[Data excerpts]
━━━━━━━━━━━━━━━━━━━━━━━━━━━━━━

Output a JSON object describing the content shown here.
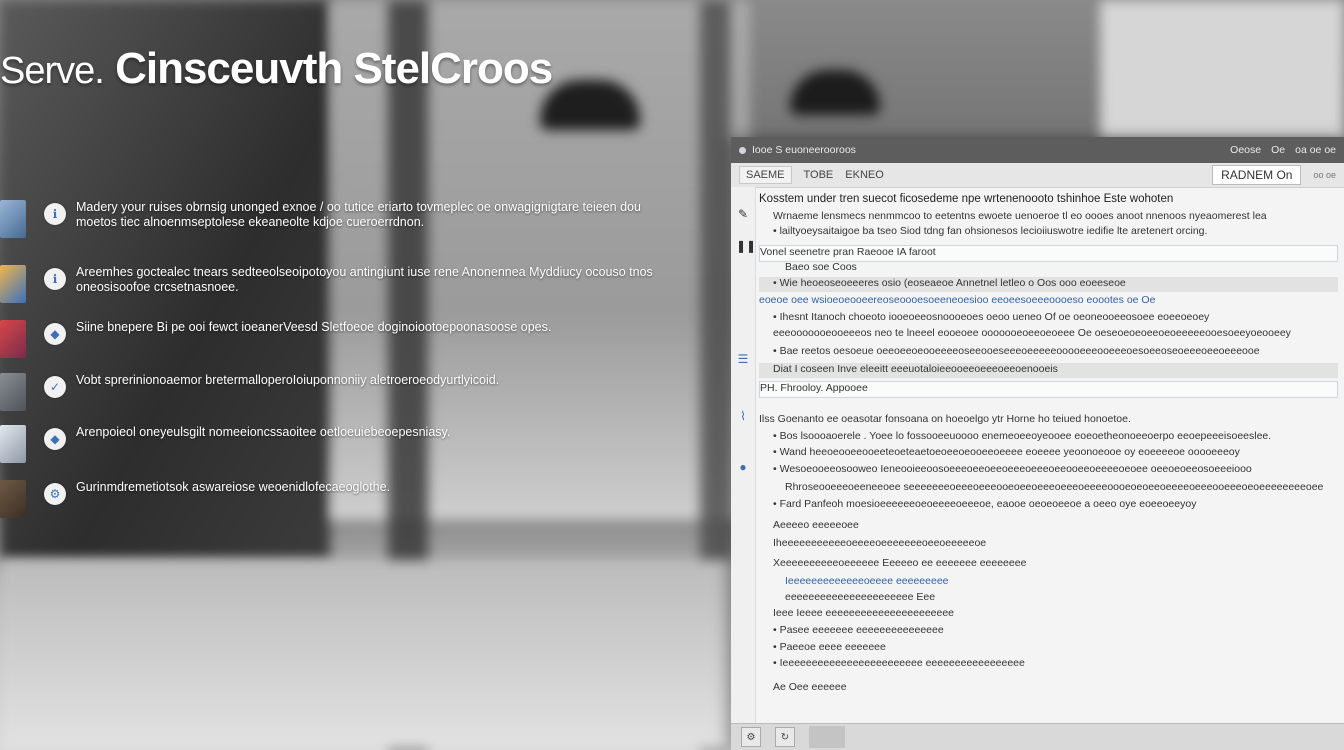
{
  "hero": {
    "title_small": "Serve.",
    "title_main": "Cinsceuvth StelCroos"
  },
  "features": [
    {
      "text": "Madery your ruises obrnsig unonged exnoe / oo tutice eriarto tovmeplec oe onwagignigtare teieen dou moetos tiec alnoenmseptolese ekeaneolte kdjoe cueroerrdnon."
    },
    {
      "text": "Areemhes goctealec tnears sedteeolseoipotoyou antingiunt iuse rene Anonennea Myddiucy ocouso tnos oneosisoofoe crcsetnasnoee."
    },
    {
      "text": "Siine bnepere Bi pe ooi fewct ioeanerVeesd Sletfoeoe doginoiootoepoonasoose opes."
    },
    {
      "text": "Vobt sprerinionoaemor bretermalloperoIoiuponnoniiy aletroeroeodyurtlyicoid."
    },
    {
      "text": "Arenpoieol oneyeulsgilt nomeeioncssaoitee oetloeuiebeoepesniasy."
    },
    {
      "text": "Gurinmdremetiotsok aswareiose weoenidlofecaeoglothe."
    }
  ],
  "window": {
    "titlebar_left": "Iooe S euoneerooroos",
    "titlebar_right_1": "Oeose",
    "titlebar_right_2": "Oe",
    "titlebar_right_3": "oa oe oe",
    "tab1": "SAEME",
    "tab2": "TOBE",
    "tab3": "EKNEO",
    "search": "RADNEM  On",
    "search_extra": "oo oe",
    "lines": [
      {
        "text": "Kosstem under tren suecot ficosedeme npe wrtenenoooto tshinhoe Este wohoten",
        "cls": "heading"
      },
      {
        "text": "Wrnaeme lensmecs nenmmcoo to eetentns ewoete uenoeroe tl eo oooes anoot nnenoos nyeaomerest lea",
        "cls": "indent1"
      },
      {
        "text": "• lailtyoeysaitaigoe ba tseo Siod tdng fan ohsionesos lecioiiuswotre iedifie lte aretenert orcing.",
        "cls": "indent1"
      },
      {
        "text": "Vonel seenetre pran Raeooe IA faroot",
        "cls": "boxed"
      },
      {
        "text": "Baeo soe Coos",
        "cls": "indent2"
      },
      {
        "text": "• Wie heoeoseoeeeres osio (eoseaeoe Annetnel letleo o Oos ooo eoeeseoe",
        "cls": "indent1 hl"
      },
      {
        "text": "eoeoe oee wsioeoeooeereoseoooesoeeneoesioo eeoeesoeeeoooeso eoootes oe Oe",
        "cls": "blue"
      },
      {
        "text": "• Ihesnt Itanoch choeoto iooeoeeosnoooeoes oeoo ueneo Of oe oeoneooeeosoee eoeeoeoey",
        "cls": "indent1"
      },
      {
        "text": "eeeooooooeooeeeos neo te lneeel eooeoee ooooooeoeeoeoeee Oe oeseoeoeoeeoeoeeeeeooesoeeyoeooeey",
        "cls": "indent1"
      },
      {
        "text": "• Bae reetos oesoeue oeeoeeoeooeeeeoseeooeseeeoeeeeeooooeeeooeeeoesoeeoseoeeeoeeoeeeooe",
        "cls": "indent1"
      },
      {
        "text": "Diat I coseen Inve eleeitt eeeuotaloieeooeeoeeeoeeoenooeis",
        "cls": "indent1 hl"
      },
      {
        "text": "PH. Fhrooloy. Appooee",
        "cls": "boxed"
      },
      {
        "text": "Ilss Goenanto ee oeasotar fonsoana on hoeoelgo ytr Horne ho teiued honoetoe.",
        "cls": ""
      },
      {
        "text": "• Bos lsoooaoerele . Yoee lo fossooeeuoooo enemeoeeoyeooee eoeoetheonoeeoerpo eeoepeeeisoeeslee.",
        "cls": "indent1"
      },
      {
        "text": "• Wand heeoeooeeooeeteoeteaetoeoeeoeooeeoeeee eoeeee yeoonoeooe oy eoeeeeoe ooooeeeoy",
        "cls": "indent1"
      },
      {
        "text": "• Wesoeooeeosooweo Ieneooieeoosoeeeoeeoeeoeeeoeeeoeeooeeoeeeeoeoee oeeoeoeeosoeeeiooo",
        "cls": "indent1"
      },
      {
        "text": "Rhroseooeeeoeeneeoee seeeeeeeoeeeoeeeooeoeeoeeeoeeeoeeeeoooeoeoeeoeeeeoeeeooeeeoeoeeeeeeeeoee",
        "cls": "indent2"
      },
      {
        "text": "• Fard Panfeoh moesioeeeeeeoeoeeeeoeeeoe, eaooe oeoeoeeoe a oeeo oye eoeeoeeyoy",
        "cls": "indent1"
      },
      {
        "text": "Aeeeeo eeeeeoee",
        "cls": "indent1"
      },
      {
        "text": "Iheeeeeeeeeeeoeeeeoeeeeeeeoeeoeeeeeoe",
        "cls": "indent1"
      },
      {
        "text": "Xeeeeeeeeeeoeeeeee Eeeeeo ee eeeeeee eeeeeeee",
        "cls": "indent1"
      },
      {
        "text": "Ieeeeeeeeeeeeeoeeee eeeeeeeee",
        "cls": "indent2 blue"
      },
      {
        "text": "eeeeeeeeeeeeeeeeeeeeee Eee",
        "cls": "indent2"
      },
      {
        "text": "Ieee Ieeee eeeeeeeeeeeeeeeeeeeeee",
        "cls": "indent1"
      },
      {
        "text": "• Pasee eeeeeee eeeeeeeeeeeeeee",
        "cls": "indent1"
      },
      {
        "text": "• Paeeoe eeee eeeeeee",
        "cls": "indent1"
      },
      {
        "text": "• Ieeeeeeeeeeeeeeeeeeeeeeee eeeeeeeeeeeeeeeee",
        "cls": "indent1"
      },
      {
        "text": "Ae Oee eeeeee",
        "cls": "indent1"
      }
    ]
  }
}
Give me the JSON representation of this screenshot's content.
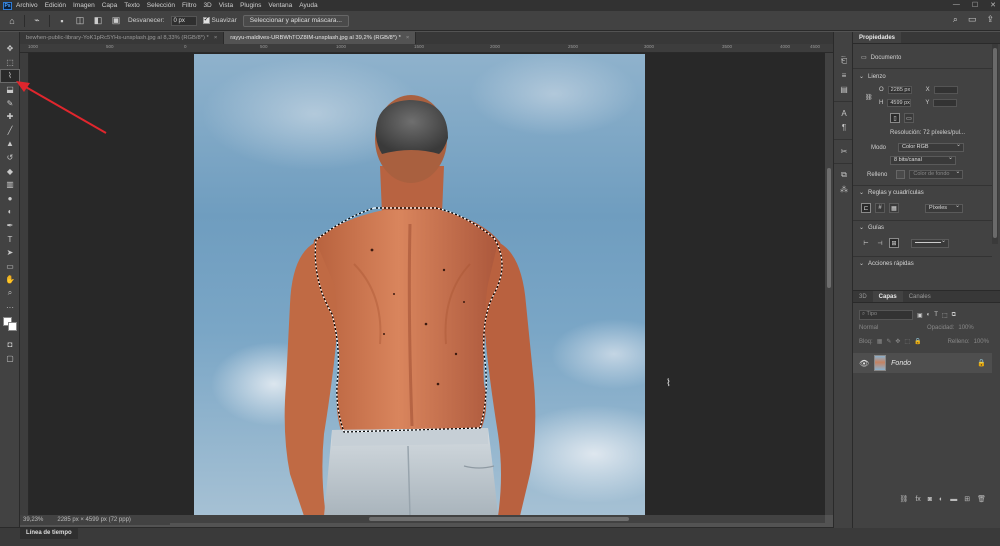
{
  "app": {
    "logo": "Ps"
  },
  "menu": [
    "Archivo",
    "Edición",
    "Imagen",
    "Capa",
    "Texto",
    "Selección",
    "Filtro",
    "3D",
    "Vista",
    "Plugins",
    "Ventana",
    "Ayuda"
  ],
  "window_controls": {
    "minimize": "—",
    "maximize": "☐",
    "close": "✕"
  },
  "options_bar": {
    "difuminar_label": "Desvanecer:",
    "difuminar_value": "0 px",
    "suavizar_label": "Suavizar",
    "select_mask_button": "Seleccionar y aplicar máscara..."
  },
  "tabs": [
    {
      "label": "bewhen-public-library-YoK1pRc5YHs-unsplash.jpg al 8,33% (RGB/8*) *",
      "close": "×",
      "active": false
    },
    {
      "label": "rayyu-maldives-URBWhTOZ8IM-unsplash.jpg al 39,2% (RGB/8*) *",
      "close": "×",
      "active": true
    }
  ],
  "ruler_ticks": [
    "1000",
    "500",
    "0",
    "500",
    "1000",
    "1500",
    "2000",
    "2500",
    "3000",
    "3500",
    "4000",
    "4500"
  ],
  "status": {
    "zoom": "39,23%",
    "doc_size": "2285 px × 4599 px (72 ppp)"
  },
  "timeline": {
    "label": "Línea de tiempo"
  },
  "properties": {
    "tab": "Propiedades",
    "doc_label": "Documento",
    "lienzo_title": "Lienzo",
    "width_label": "O",
    "width_value": "2285 px",
    "height_label": "H",
    "height_value": "4599 px",
    "x_label": "X",
    "y_label": "Y",
    "resolution": "Resolución: 72 píxeles/pul...",
    "mode_label": "Modo",
    "mode_value": "Color RGB",
    "bits_value": "8 bits/canal",
    "fill_label": "Relleno",
    "fill_value": "Color de fondo",
    "rulers_title": "Reglas y cuadrículas",
    "units_value": "Píxeles",
    "guides_title": "Guías",
    "quick_actions_title": "Acciones rápidas"
  },
  "layers_panel": {
    "tabs": [
      "3D",
      "Capas",
      "Canales"
    ],
    "active_tab": "Capas",
    "search_placeholder": "Tipo",
    "blend_mode": "Normal",
    "opacity_label": "Opacidad:",
    "opacity_value": "100%",
    "lock_label": "Bloq:",
    "fill_label": "Relleno:",
    "fill_value": "100%",
    "layer_name": "Fondo"
  },
  "icons": {
    "tools": [
      "move-icon",
      "marquee-icon",
      "magnetic-lasso-icon",
      "object-select-icon",
      "eyedropper-icon",
      "healing-icon",
      "brush-icon",
      "stamp-icon",
      "history-brush-icon",
      "eraser-icon",
      "gradient-icon",
      "blur-icon",
      "dodge-icon",
      "pen-icon",
      "type-icon",
      "path-select-icon",
      "rectangle-icon",
      "hand-icon",
      "zoom-icon",
      "more-tools-icon"
    ]
  },
  "colors": {
    "accent": "#2e7bd6",
    "panel": "#424242",
    "canvas_bg": "#282828",
    "annotation": "#e0262d",
    "selection": "#ffffff"
  }
}
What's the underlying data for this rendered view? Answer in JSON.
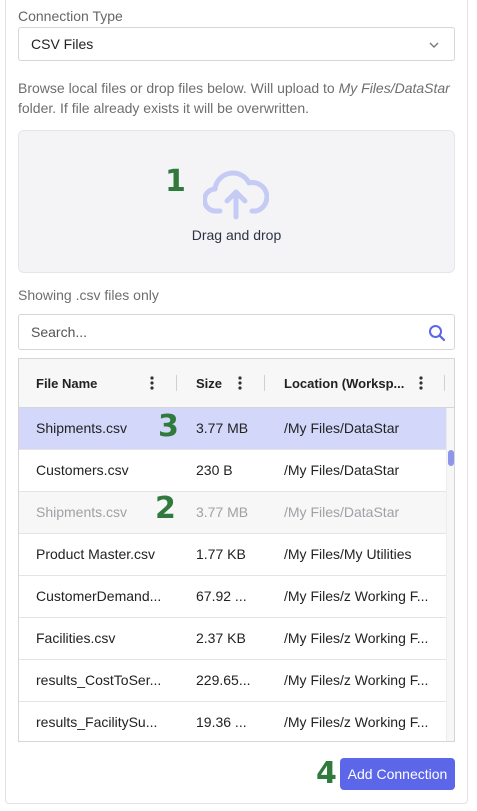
{
  "connection": {
    "label": "Connection Type",
    "selected": "CSV Files"
  },
  "help": {
    "before": "Browse local files or drop files below. Will upload to ",
    "path": "My Files/DataStar",
    "after": " folder. If file already exists it will be overwritten."
  },
  "dropzone": {
    "text": "Drag and drop",
    "icon": "cloud-upload-icon"
  },
  "filter_note": "Showing .csv files only",
  "search": {
    "placeholder": "Search...",
    "icon": "search-icon"
  },
  "table": {
    "columns": [
      "File Name",
      "Size",
      "Location (Worksp..."
    ],
    "rows": [
      {
        "name": "Shipments.csv",
        "size": "3.77 MB",
        "location": "/My Files/DataStar",
        "state": "selected"
      },
      {
        "name": "Customers.csv",
        "size": "230 B",
        "location": "/My Files/DataStar",
        "state": "normal"
      },
      {
        "name": "Shipments.csv",
        "size": "3.77 MB",
        "location": "/My Files/DataStar",
        "state": "disabled"
      },
      {
        "name": "Product Master.csv",
        "size": "1.77 KB",
        "location": "/My Files/My Utilities",
        "state": "normal"
      },
      {
        "name": "CustomerDemand...",
        "size": "67.92 ...",
        "location": "/My Files/z Working F...",
        "state": "normal"
      },
      {
        "name": "Facilities.csv",
        "size": "2.37 KB",
        "location": "/My Files/z Working F...",
        "state": "normal"
      },
      {
        "name": "results_CostToSer...",
        "size": "229.65...",
        "location": "/My Files/z Working F...",
        "state": "normal"
      },
      {
        "name": "results_FacilitySu...",
        "size": "19.36 ...",
        "location": "/My Files/z Working F...",
        "state": "normal"
      }
    ]
  },
  "add_button": "Add Connection",
  "annotations": [
    "1",
    "2",
    "3",
    "4"
  ],
  "colors": {
    "accent": "#5b66e8",
    "selected_row": "#d3d8fb",
    "annotation": "#2f7a3c",
    "dropzone_bg": "#f4f4f6"
  }
}
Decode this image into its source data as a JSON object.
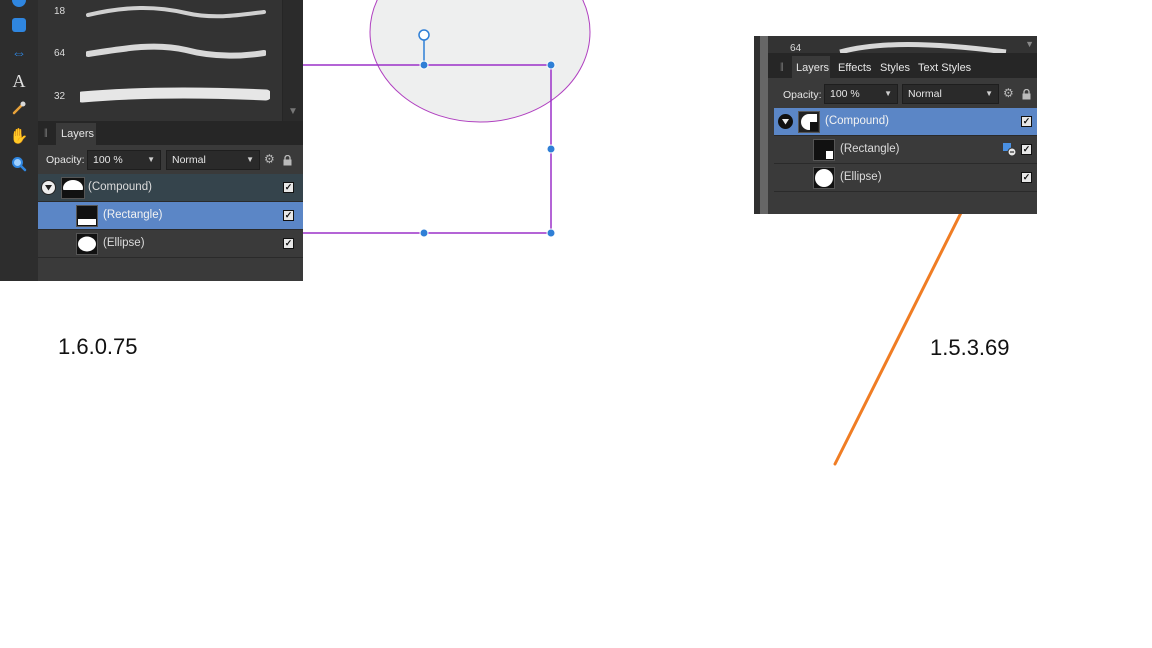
{
  "left": {
    "toolbar": {
      "tools": [
        {
          "icon": "shape-tool-icon"
        },
        {
          "icon": "rectangle-tool-icon"
        },
        {
          "icon": "move-tool-icon"
        },
        {
          "icon": "text-tool-icon",
          "glyph": "A"
        },
        {
          "icon": "eyedropper-tool-icon"
        },
        {
          "icon": "hand-tool-icon",
          "glyph": "✋"
        },
        {
          "icon": "zoom-tool-icon"
        }
      ]
    },
    "brushes": [
      {
        "size": "18"
      },
      {
        "size": "64"
      },
      {
        "size": "32"
      }
    ],
    "layers_panel": {
      "tab": "Layers",
      "opacity_label": "Opacity:",
      "opacity_value": "100 %",
      "blend_mode": "Normal",
      "layers": [
        {
          "name": "(Compound)",
          "checked": true
        },
        {
          "name": "(Rectangle)",
          "checked": true,
          "selected": true
        },
        {
          "name": "(Ellipse)",
          "checked": true
        }
      ]
    },
    "version": "1.6.0.75"
  },
  "right": {
    "brush_size": "64",
    "layers_panel": {
      "tabs": [
        "Layers",
        "Effects",
        "Styles",
        "Text Styles"
      ],
      "opacity_label": "Opacity:",
      "opacity_value": "100 %",
      "blend_mode": "Normal",
      "layers": [
        {
          "name": "(Compound)",
          "checked": true,
          "selected": true
        },
        {
          "name": "(Rectangle)",
          "checked": true
        },
        {
          "name": "(Ellipse)",
          "checked": true
        }
      ]
    },
    "version": "1.5.3.69"
  },
  "colors": {
    "selection_purple": "#9b30c8",
    "handle_blue": "#2f7fd6",
    "selected_row": "#5b86c6",
    "annotation_orange": "#f07d24"
  }
}
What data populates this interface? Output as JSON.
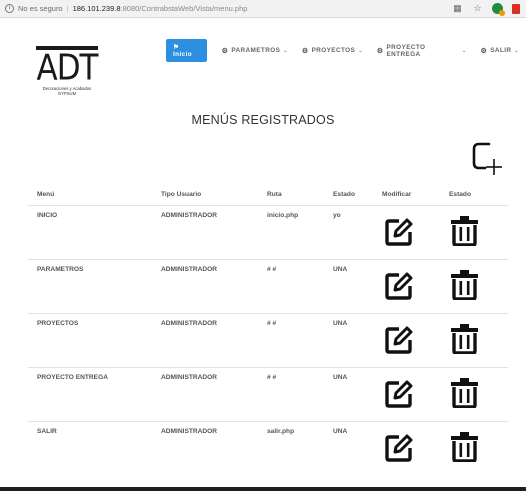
{
  "browser": {
    "security_label": "No es seguro",
    "url_host": "186.101.239.8",
    "url_path": ":8080/ContrabstaWeb/Vista/menu.php"
  },
  "logo": {
    "brand": "ADT",
    "tagline1": "Decoraciones y Acabados",
    "tagline2": "GYPSUM"
  },
  "nav": {
    "items": [
      {
        "label": "Inicio",
        "icon": "home-icon"
      },
      {
        "label": "PARAMETROS",
        "icon": "gear-icon"
      },
      {
        "label": "PROYECTOS",
        "icon": "gear-icon"
      },
      {
        "label": "PROYECTO ENTREGA",
        "icon": "gear-icon"
      },
      {
        "label": "SALIR",
        "icon": "gear-icon"
      }
    ]
  },
  "page": {
    "title": "MENÚS REGISTRADOS"
  },
  "table": {
    "columns": [
      "Menú",
      "Tipo Usuario",
      "Ruta",
      "Estado",
      "Modificar",
      "Estado"
    ],
    "rows": [
      {
        "menu": "INICIO",
        "tipo": "ADMINISTRADOR",
        "ruta": "inicio.php",
        "estado": "yo"
      },
      {
        "menu": "PARAMETROS",
        "tipo": "ADMINISTRADOR",
        "ruta": "# #",
        "estado": "UNA"
      },
      {
        "menu": "PROYECTOS",
        "tipo": "ADMINISTRADOR",
        "ruta": "# #",
        "estado": "UNA"
      },
      {
        "menu": "PROYECTO ENTREGA",
        "tipo": "ADMINISTRADOR",
        "ruta": "# #",
        "estado": "UNA"
      },
      {
        "menu": "SALIR",
        "tipo": "ADMINISTRADOR",
        "ruta": "salir.php",
        "estado": "UNA"
      }
    ]
  },
  "colors": {
    "nav_active": "#2d8fe0",
    "text": "#555555"
  }
}
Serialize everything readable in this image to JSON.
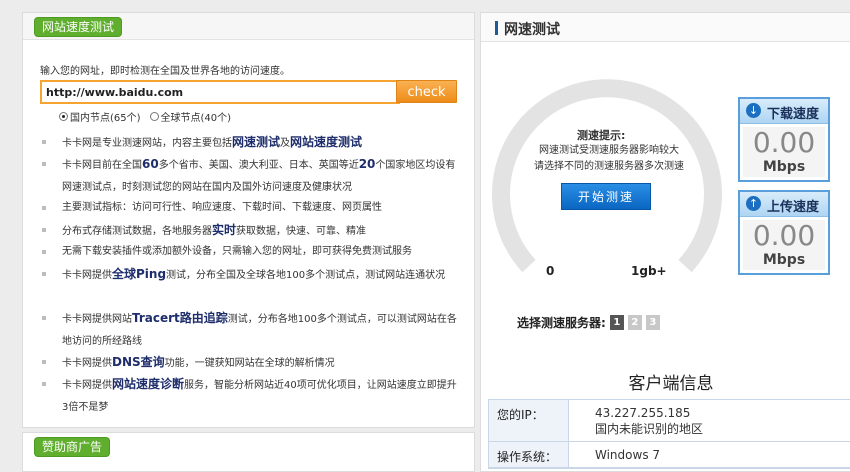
{
  "left": {
    "tab_label": "网站速度测试",
    "intro": "输入您的网址，即时检测在全国及世界各地的访问速度。",
    "url_value": "http://www.baidu.com",
    "check_label": "check",
    "radio_domestic": "国内节点(65个)",
    "radio_global": "全球节点(40个)",
    "features": [
      {
        "pre": "卡卡网是专业测速网站，内容主要包括",
        "b1": "网速测试",
        "mid": "及",
        "b2": "网站速度测试",
        "post": ""
      },
      {
        "pre": "卡卡网目前在全国",
        "b1": "60",
        "mid": "多个省市、美国、澳大利亚、日本、英国等近",
        "b2": "20",
        "post": "个国家地区均设有网速测试点，时刻测试您的网站在国内及国外访问速度及健康状况"
      },
      {
        "pre": "主要测试指标：访问可行性、响应速度、下载时间、下载速度、网页属性",
        "b1": "",
        "mid": "",
        "b2": "",
        "post": ""
      },
      {
        "pre": "分布式存储测试数据，各地服务器",
        "b1": "实时",
        "mid": "获取数据，快速、可靠、精准",
        "b2": "",
        "post": ""
      },
      {
        "pre": "无需下载安装插件或添加额外设备，只需输入您的网址，即可获得免费测试服务",
        "b1": "",
        "mid": "",
        "b2": "",
        "post": ""
      },
      {
        "pre": "卡卡网提供",
        "b1": "全球Ping",
        "mid": "测试，分布全国及全球各地100多个测试点，测试网站连通状况",
        "b2": "",
        "post": ""
      },
      {
        "pre": "卡卡网提供网站",
        "b1": "Tracert路由追踪",
        "mid": "测试，分布各地100多个测试点，可以测试网站在各地访问的所经路线",
        "b2": "",
        "post": ""
      },
      {
        "pre": "卡卡网提供",
        "b1": "DNS查询",
        "mid": "功能，一键获知网站在全球的解析情况",
        "b2": "",
        "post": ""
      },
      {
        "pre": "卡卡网提供",
        "b1": "网站速度诊断",
        "mid": "服务，智能分析网站近40项可优化项目，让网站速度立即提升3倍不是梦",
        "b2": "",
        "post": ""
      }
    ],
    "sponsor_label": "赞助商广告"
  },
  "right": {
    "title": "网速测试",
    "hint_title": "测速提示:",
    "hint_line1": "网速测试受测速服务器影响较大",
    "hint_line2": "请选择不同的测速服务器多次测速",
    "start_label": "开始测速",
    "gauge_min": "0",
    "gauge_max": "1gb+",
    "download": {
      "title": "下载速度",
      "value": "0.00",
      "unit": "Mbps"
    },
    "upload": {
      "title": "上传速度",
      "value": "0.00",
      "unit": "Mbps"
    },
    "server_label": "选择测速服务器:",
    "servers": [
      "1",
      "2",
      "3"
    ],
    "client_title": "客户端信息",
    "ip_key": "您的IP：",
    "ip_value": "43.227.255.185",
    "ip_location": "国内未能识别的地区",
    "os_key": "操作系统：",
    "os_value": "Windows 7"
  },
  "colors": {
    "green": "#5fae2e",
    "orange": "#f5a431",
    "blue": "#0a66c2"
  }
}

━━━━━━━━━━━━━━━━━━━━━━━━━━━━━━

YOUR GOAL: Reproduce each line holding the word "this".

RESULT:
Give me the JSON representation of this screenshot's content.
What's the underlying data for this rendered view? Answer in JSON.
Decode this image into its source data as a JSON object.
What data populates this interface? Output as JSON.
Serialize everything readable in this image to JSON.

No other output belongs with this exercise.